## [PROBLEM REQUIREMENTS]
Return all of the entries exactly as written.

Items from a dataset
-=-=-

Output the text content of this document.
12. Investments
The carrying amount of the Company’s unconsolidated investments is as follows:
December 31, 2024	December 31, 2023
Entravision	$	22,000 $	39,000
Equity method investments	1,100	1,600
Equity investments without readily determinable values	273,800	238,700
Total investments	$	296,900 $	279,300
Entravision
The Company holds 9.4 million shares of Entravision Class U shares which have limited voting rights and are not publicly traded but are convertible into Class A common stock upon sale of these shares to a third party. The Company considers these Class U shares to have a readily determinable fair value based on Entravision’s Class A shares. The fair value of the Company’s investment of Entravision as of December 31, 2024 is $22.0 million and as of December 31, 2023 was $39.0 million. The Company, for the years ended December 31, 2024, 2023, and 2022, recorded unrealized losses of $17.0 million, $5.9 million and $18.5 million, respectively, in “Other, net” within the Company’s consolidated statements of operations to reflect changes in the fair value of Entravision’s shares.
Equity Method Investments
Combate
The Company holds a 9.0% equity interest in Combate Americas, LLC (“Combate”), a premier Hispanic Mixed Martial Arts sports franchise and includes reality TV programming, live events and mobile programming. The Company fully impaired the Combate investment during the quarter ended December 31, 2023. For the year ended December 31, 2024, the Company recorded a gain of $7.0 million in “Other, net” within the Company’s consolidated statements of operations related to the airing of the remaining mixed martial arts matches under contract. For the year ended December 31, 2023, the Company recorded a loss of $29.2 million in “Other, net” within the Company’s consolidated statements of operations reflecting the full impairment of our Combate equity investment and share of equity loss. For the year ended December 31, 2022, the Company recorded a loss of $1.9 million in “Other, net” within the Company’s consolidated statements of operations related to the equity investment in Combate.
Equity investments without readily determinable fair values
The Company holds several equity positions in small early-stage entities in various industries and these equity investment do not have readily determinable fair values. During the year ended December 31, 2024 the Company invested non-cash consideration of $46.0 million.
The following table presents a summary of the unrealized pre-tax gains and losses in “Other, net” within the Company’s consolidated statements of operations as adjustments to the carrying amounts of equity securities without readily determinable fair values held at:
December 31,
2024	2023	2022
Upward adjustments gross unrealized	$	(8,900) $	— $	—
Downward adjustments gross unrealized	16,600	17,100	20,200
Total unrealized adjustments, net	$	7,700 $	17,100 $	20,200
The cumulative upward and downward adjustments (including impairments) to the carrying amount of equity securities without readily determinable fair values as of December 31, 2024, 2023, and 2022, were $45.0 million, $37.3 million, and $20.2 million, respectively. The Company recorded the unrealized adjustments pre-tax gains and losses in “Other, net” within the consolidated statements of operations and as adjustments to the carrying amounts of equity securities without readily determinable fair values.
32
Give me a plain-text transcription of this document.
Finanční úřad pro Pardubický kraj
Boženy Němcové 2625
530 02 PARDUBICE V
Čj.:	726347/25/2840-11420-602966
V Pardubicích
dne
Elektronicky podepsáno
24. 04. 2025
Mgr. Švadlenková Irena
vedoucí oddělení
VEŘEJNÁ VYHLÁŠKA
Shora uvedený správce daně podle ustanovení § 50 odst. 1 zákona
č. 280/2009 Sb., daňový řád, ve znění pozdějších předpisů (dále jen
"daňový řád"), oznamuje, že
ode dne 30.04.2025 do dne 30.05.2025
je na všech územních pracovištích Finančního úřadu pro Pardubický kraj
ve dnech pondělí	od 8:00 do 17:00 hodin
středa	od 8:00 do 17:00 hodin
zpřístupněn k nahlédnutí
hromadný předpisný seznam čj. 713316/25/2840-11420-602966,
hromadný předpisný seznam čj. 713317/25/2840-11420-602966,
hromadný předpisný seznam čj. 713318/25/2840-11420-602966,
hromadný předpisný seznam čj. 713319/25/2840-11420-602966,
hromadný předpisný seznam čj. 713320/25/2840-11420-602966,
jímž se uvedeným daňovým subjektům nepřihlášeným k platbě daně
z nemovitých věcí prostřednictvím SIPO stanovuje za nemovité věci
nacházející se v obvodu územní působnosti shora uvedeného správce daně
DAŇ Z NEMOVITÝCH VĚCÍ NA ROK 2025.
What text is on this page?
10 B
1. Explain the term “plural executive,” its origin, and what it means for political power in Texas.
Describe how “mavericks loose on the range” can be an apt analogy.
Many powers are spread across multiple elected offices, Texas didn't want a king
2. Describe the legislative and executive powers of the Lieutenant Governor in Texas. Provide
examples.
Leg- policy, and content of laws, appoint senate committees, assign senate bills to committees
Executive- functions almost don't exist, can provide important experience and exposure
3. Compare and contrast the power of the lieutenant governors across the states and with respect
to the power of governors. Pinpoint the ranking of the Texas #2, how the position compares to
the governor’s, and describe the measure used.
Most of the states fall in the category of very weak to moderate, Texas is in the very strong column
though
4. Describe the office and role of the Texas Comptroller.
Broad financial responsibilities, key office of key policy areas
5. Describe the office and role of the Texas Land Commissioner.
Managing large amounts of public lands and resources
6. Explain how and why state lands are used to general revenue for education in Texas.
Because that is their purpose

-=-=-

## [TASK ANSWER]
Output the text content of this document.
12. Investments
The carrying amount of the Company’s unconsolidated investments is as follows:
December 31, 2024	December 31, 2023
Entravision	$	22,000 $	39,000
Equity method investments	1,100	1,600
Equity investments without readily determinable values	273,800	238,700
Total investments	$	296,900 $	279,300
Entravision
The Company holds 9.4 million shares of Entravision Class U shares which have limited voting rights and are not publicly traded but are convertible into Class A common stock upon sale of these shares to a third party. The Company considers these Class U shares to have a readily determinable fair value based on Entravision’s Class A shares. The fair value of the Company’s investment of Entravision as of December 31, 2024 is $22.0 million and as of December 31, 2023 was $39.0 million. The Company, for the years ended December 31, 2024, 2023, and 2022, recorded unrealized losses of $17.0 million, $5.9 million and $18.5 million, respectively, in “Other, net” within the Company’s consolidated statements of operations to reflect changes in the fair value of Entravision’s shares.
Equity Method Investments
Combate
The Company holds a 9.0% equity interest in Combate Americas, LLC (“Combate”), a premier Hispanic Mixed Martial Arts sports franchise and includes reality TV programming, live events and mobile programming. The Company fully impaired the Combate investment during the quarter ended December 31, 2023. For the year ended December 31, 2024, the Company recorded a gain of $7.0 million in “Other, net” within the Company’s consolidated statements of operations related to the airing of the remaining mixed martial arts matches under contract. For the year ended December 31, 2023, the Company recorded a loss of $29.2 million in “Other, net” within the Company’s consolidated statements of operations reflecting the full impairment of our Combate equity investment and share of equity loss. For the year ended December 31, 2022, the Company recorded a loss of $1.9 million in “Other, net” within the Company’s consolidated statements of operations related to the equity investment in Combate.
Equity investments without readily determinable fair values
The Company holds several equity positions in small early-stage entities in various industries and these equity investment do not have readily determinable fair values. During the year ended December 31, 2024 the Company invested non-cash consideration of $46.0 million.
The following table presents a summary of the unrealized pre-tax gains and losses in “Other, net” within the Company’s consolidated statements of operations as adjustments to the carrying amounts of equity securities without readily determinable fair values held at:
December 31,
2024	2023	2022
Upward adjustments gross unrealized	$	(8,900) $	— $	—
Downward adjustments gross unrealized	16,600	17,100	20,200
Total unrealized adjustments, net	$	7,700 $	17,100 $	20,200
The cumulative upward and downward adjustments (including impairments) to the carrying amount of equity securities without readily determinable fair values as of December 31, 2024, 2023, and 2022, were $45.0 million, $37.3 million, and $20.2 million, respectively. The Company recorded the unrealized adjustments pre-tax gains and losses in “Other, net” within the consolidated statements of operations and as adjustments to the carrying amounts of equity securities without readily determinable fair values.
32
Give me a plain-text transcription of this document.
Finanční úřad pro Pardubický kraj
Boženy Němcové 2625
530 02 PARDUBICE V
Čj.:	726347/25/2840-11420-602966
V Pardubicích
dne
Elektronicky podepsáno
24. 04. 2025
Mgr. Švadlenková Irena
vedoucí oddělení
VEŘEJNÁ VYHLÁŠKA
Shora uvedený správce daně podle ustanovení § 50 odst. 1 zákona
č. 280/2009 Sb., daňový řád, ve znění pozdějších předpisů (dále jen
"daňový řád"), oznamuje, že
ode dne 30.04.2025 do dne 30.05.2025
je na všech územních pracovištích Finančního úřadu pro Pardubický kraj
ve dnech pondělí	od 8:00 do 17:00 hodin
středa	od 8:00 do 17:00 hodin
zpřístupněn k nahlédnutí
hromadný předpisný seznam čj. 713316/25/2840-11420-602966,
hromadný předpisný seznam čj. 713317/25/2840-11420-602966,
hromadný předpisný seznam čj. 713318/25/2840-11420-602966,
hromadný předpisný seznam čj. 713319/25/2840-11420-602966,
hromadný předpisný seznam čj. 713320/25/2840-11420-602966,
jímž se uvedeným daňovým subjektům nepřihlášeným k platbě daně
z nemovitých věcí prostřednictvím SIPO stanovuje za nemovité věci
nacházející se v obvodu územní působnosti shora uvedeného správce daně
DAŇ Z NEMOVITÝCH VĚCÍ NA ROK 2025.
What text is on this page?
10 B
1. Explain the term “plural executive,” its origin, and what it means for political power in Texas.
Describe how “mavericks loose on the range” can be an apt analogy.
Many powers are spread across multiple elected offices, Texas didn't want a king
2. Describe the legislative and executive powers of the Lieutenant Governor in Texas. Provide
examples.
Leg- policy, and content of laws, appoint senate committees, assign senate bills to committees
Executive- functions almost don't exist, can provide important experience and exposure
3. Compare and contrast the power of the lieutenant governors across the states and with respect
to the power of governors. Pinpoint the ranking of the Texas #2, how the position compares to
the governor’s, and describe the measure used.
Most of the states fall in the category of very weak to moderate, Texas is in the very strong column
though
4. Describe the office and role of the Texas Comptroller.
Broad financial responsibilities, key office of key policy areas
5. Describe the office and role of the Texas Land Commissioner.
Managing large amounts of public lands and resources
6. Explain how and why state lands are used to general revenue for education in Texas.
Because that is their purpose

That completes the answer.